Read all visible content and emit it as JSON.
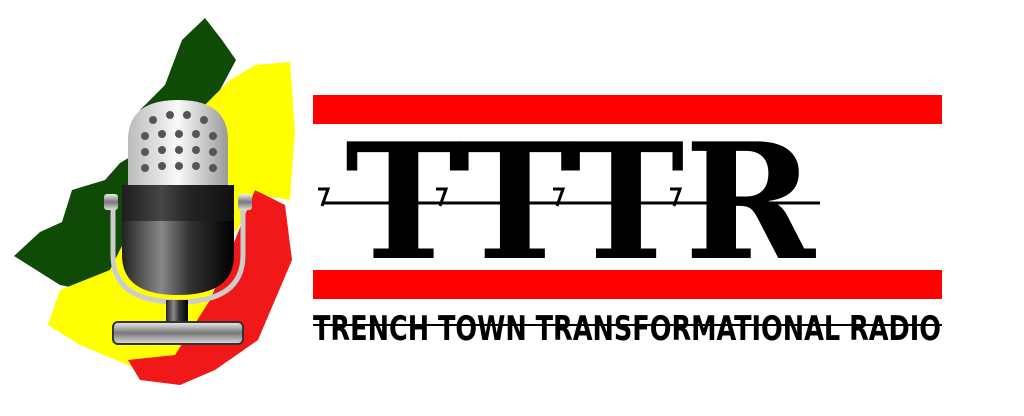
{
  "logo": {
    "acronym": "TTTR",
    "tagline": "TRENCH TOWN TRANSFORMATIONAL RADIO",
    "icon": "microphone-icon",
    "colors": {
      "accent_red": "#ff0000",
      "text": "#000000",
      "splash_green": "#0f4a06",
      "splash_yellow": "#ffff00",
      "splash_red": "#f01818"
    }
  }
}
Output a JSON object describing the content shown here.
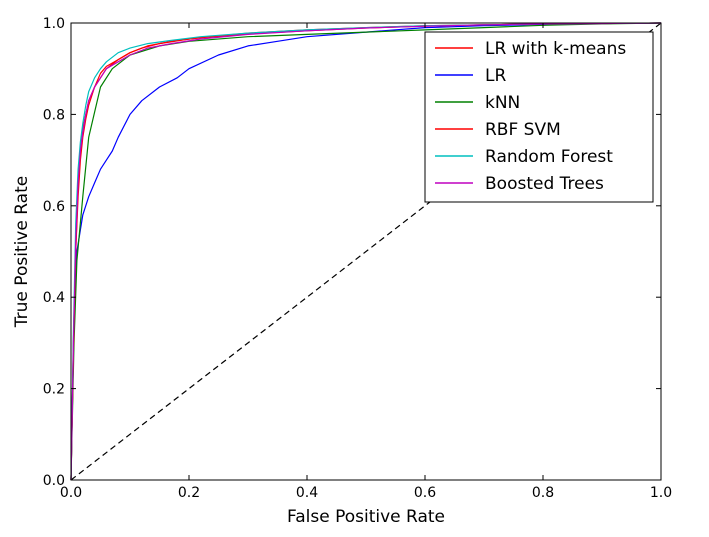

### Written task
Repeat each record exactly as shown above, dropping all images.

### Solution
Read all visible content and emit it as JSON.
{
  "logo": {
    "acronym": "TTTR",
    "tagline": "TRENCH TOWN TRANSFORMATIONAL RADIO",
    "icon": "microphone-icon",
    "colors": {
      "accent_red": "#ff0000",
      "text": "#000000",
      "splash_green": "#0f4a06",
      "splash_yellow": "#ffff00",
      "splash_red": "#f01818"
    }
  }
}
Output a JSON object describing the content shown here.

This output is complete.